* _GIVEN REQUEST_
Below is a listing to transcribe in full and exactly; keep the pictures out.

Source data
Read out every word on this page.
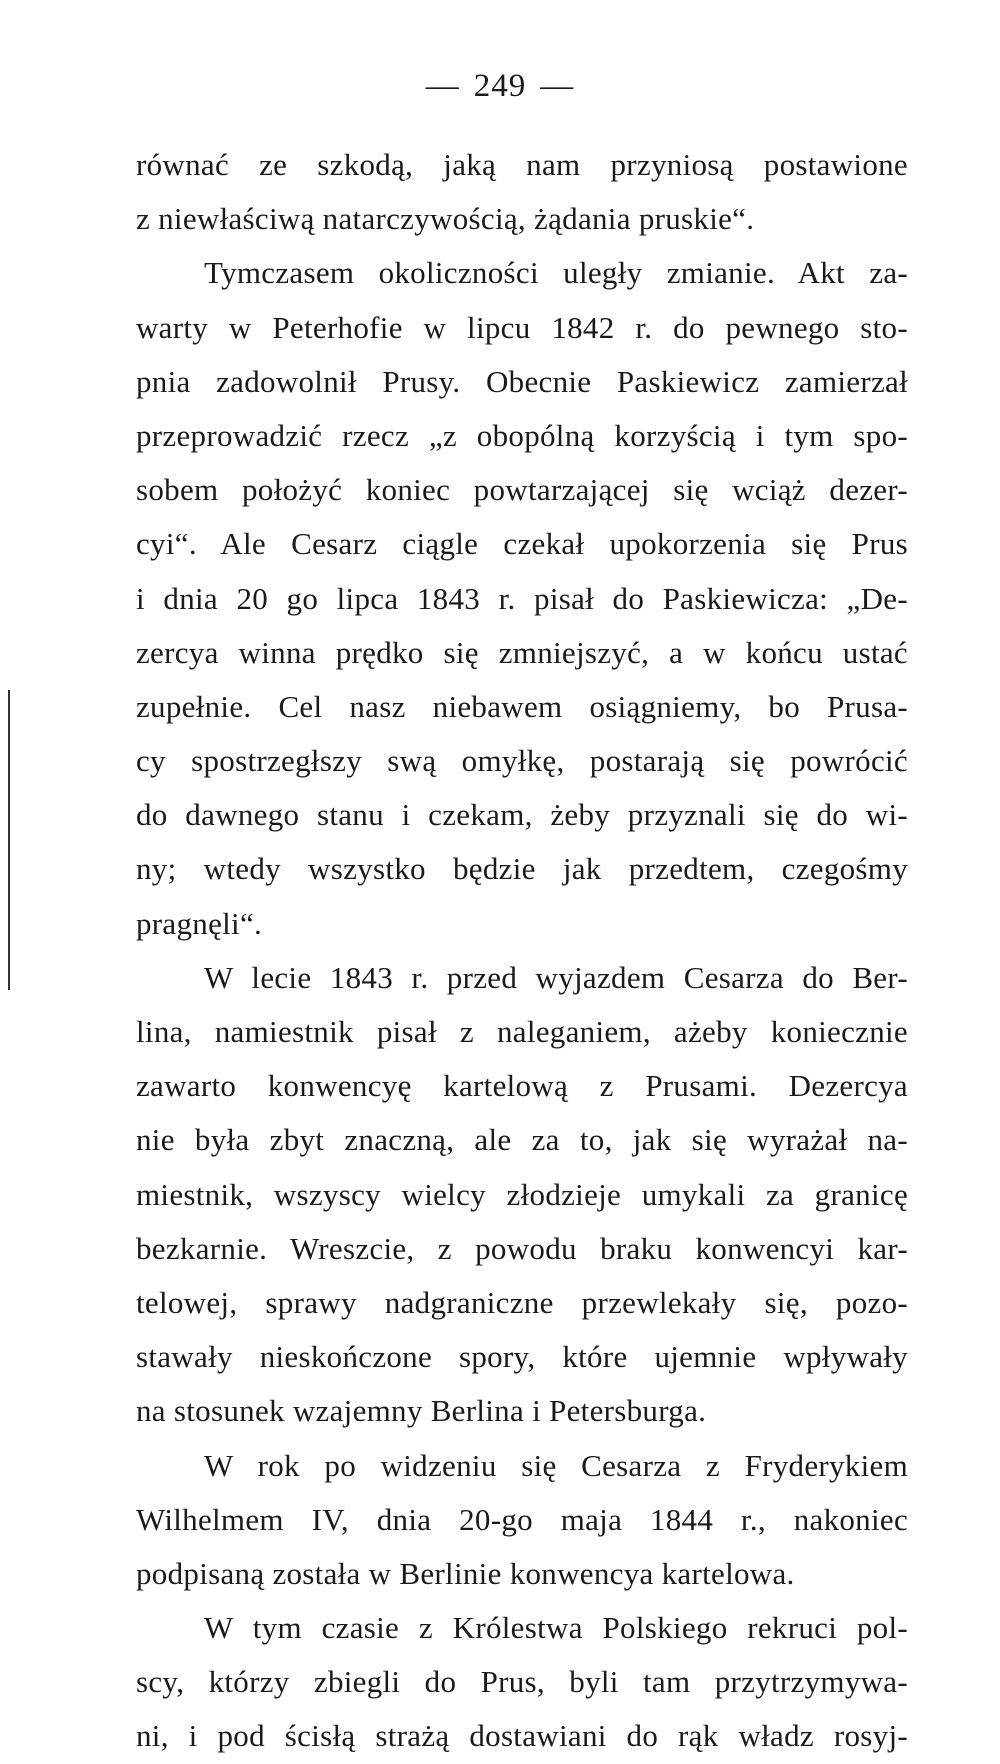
— 249 —
równać ze szkodą, jaką nam przyniosą postawione
z niewłaściwą natarczywością, żądania pruskie“.
Tymczasem okoliczności uległy zmianie. Akt za-
warty w Peterhofie w lipcu 1842 r. do pewnego sto-
pnia zadowolnił Prusy. Obecnie Paskiewicz zamierzał
przeprowadzić rzecz „z obopólną korzyścią i tym spo-
sobem położyć koniec powtarzającej się wciąż dezer-
cyi“. Ale Cesarz ciągle czekał upokorzenia się Prus
i dnia 20 go lipca 1843 r. pisał do Paskiewicza: „De-
zercya winna prędko się zmniejszyć, a w końcu ustać
zupełnie. Cel nasz niebawem osiągniemy, bo Prusa-
cy spostrzegłszy swą omyłkę, postarają się powrócić
do dawnego stanu i czekam, żeby przyznali się do wi-
ny; wtedy wszystko będzie jak przedtem, czegośmy
pragnęli“.
W lecie 1843 r. przed wyjazdem Cesarza do Ber-
lina, namiestnik pisał z naleganiem, ażeby koniecznie
zawarto konwencyę kartelową z Prusami. Dezercya
nie była zbyt znaczną, ale za to, jak się wyrażał na-
miestnik, wszyscy wielcy złodzieje umykali za granicę
bezkarnie. Wreszcie, z powodu braku konwencyi kar-
telowej, sprawy nadgraniczne przewlekały się, pozo-
stawały nieskończone spory, które ujemnie wpływały
na stosunek wzajemny Berlina i Petersburga.
W rok po widzeniu się Cesarza z Fryderykiem
Wilhelmem IV, dnia 20-go maja 1844 r., nakoniec
podpisaną została w Berlinie konwencya kartelowa.
W tym czasie z Królestwa Polskiego rekruci pol-
scy, którzy zbiegli do Prus, byli tam przytrzymywa-
ni, i pod ścisłą strażą dostawiani do rąk władz rosyj-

* _EXERCISE SOLUTION_
Read out every word on this page.
— 249 —
równać ze szkodą, jaką nam przyniosą postawione
z niewłaściwą natarczywością, żądania pruskie“.
Tymczasem okoliczności uległy zmianie. Akt za-
warty w Peterhofie w lipcu 1842 r. do pewnego sto-
pnia zadowolnił Prusy. Obecnie Paskiewicz zamierzał
przeprowadzić rzecz „z obopólną korzyścią i tym spo-
sobem położyć koniec powtarzającej się wciąż dezer-
cyi“. Ale Cesarz ciągle czekał upokorzenia się Prus
i dnia 20 go lipca 1843 r. pisał do Paskiewicza: „De-
zercya winna prędko się zmniejszyć, a w końcu ustać
zupełnie. Cel nasz niebawem osiągniemy, bo Prusa-
cy spostrzegłszy swą omyłkę, postarają się powrócić
do dawnego stanu i czekam, żeby przyznali się do wi-
ny; wtedy wszystko będzie jak przedtem, czegośmy
pragnęli“.
W lecie 1843 r. przed wyjazdem Cesarza do Ber-
lina, namiestnik pisał z naleganiem, ażeby koniecznie
zawarto konwencyę kartelową z Prusami. Dezercya
nie była zbyt znaczną, ale za to, jak się wyrażał na-
miestnik, wszyscy wielcy złodzieje umykali za granicę
bezkarnie. Wreszcie, z powodu braku konwencyi kar-
telowej, sprawy nadgraniczne przewlekały się, pozo-
stawały nieskończone spory, które ujemnie wpływały
na stosunek wzajemny Berlina i Petersburga.
W rok po widzeniu się Cesarza z Fryderykiem
Wilhelmem IV, dnia 20-go maja 1844 r., nakoniec
podpisaną została w Berlinie konwencya kartelowa.
W tym czasie z Królestwa Polskiego rekruci pol-
scy, którzy zbiegli do Prus, byli tam przytrzymywa-
ni, i pod ścisłą strażą dostawiani do rąk władz rosyj-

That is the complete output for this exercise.